Excerpts from a figure dataset
▽

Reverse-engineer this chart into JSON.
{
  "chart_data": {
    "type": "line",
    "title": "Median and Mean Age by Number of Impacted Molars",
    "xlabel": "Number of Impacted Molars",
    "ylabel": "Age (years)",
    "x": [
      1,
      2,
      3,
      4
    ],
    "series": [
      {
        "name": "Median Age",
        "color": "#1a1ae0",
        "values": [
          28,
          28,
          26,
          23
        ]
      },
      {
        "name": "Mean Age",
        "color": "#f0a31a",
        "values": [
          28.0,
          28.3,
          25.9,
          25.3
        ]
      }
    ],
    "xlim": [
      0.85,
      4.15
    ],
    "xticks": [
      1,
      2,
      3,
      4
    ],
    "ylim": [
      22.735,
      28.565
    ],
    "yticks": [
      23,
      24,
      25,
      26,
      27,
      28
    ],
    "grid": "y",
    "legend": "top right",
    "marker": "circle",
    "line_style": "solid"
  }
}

△

## EXERCISE REQUIREMENTS:
Repeat the listing exactly, from its first line to its last.

## SOLVED EXERCISE:
Reverse-engineer this chart into JSON.
{
  "chart_data": {
    "type": "line",
    "title": "Median and Mean Age by Number of Impacted Molars",
    "xlabel": "Number of Impacted Molars",
    "ylabel": "Age (years)",
    "x": [
      1,
      2,
      3,
      4
    ],
    "series": [
      {
        "name": "Median Age",
        "color": "#1a1ae0",
        "values": [
          28,
          28,
          26,
          23
        ]
      },
      {
        "name": "Mean Age",
        "color": "#f0a31a",
        "values": [
          28.0,
          28.3,
          25.9,
          25.3
        ]
      }
    ],
    "xlim": [
      0.85,
      4.15
    ],
    "xticks": [
      1,
      2,
      3,
      4
    ],
    "ylim": [
      22.735,
      28.565
    ],
    "yticks": [
      23,
      24,
      25,
      26,
      27,
      28
    ],
    "grid": "y",
    "legend": "top right",
    "marker": "circle",
    "line_style": "solid"
  }
}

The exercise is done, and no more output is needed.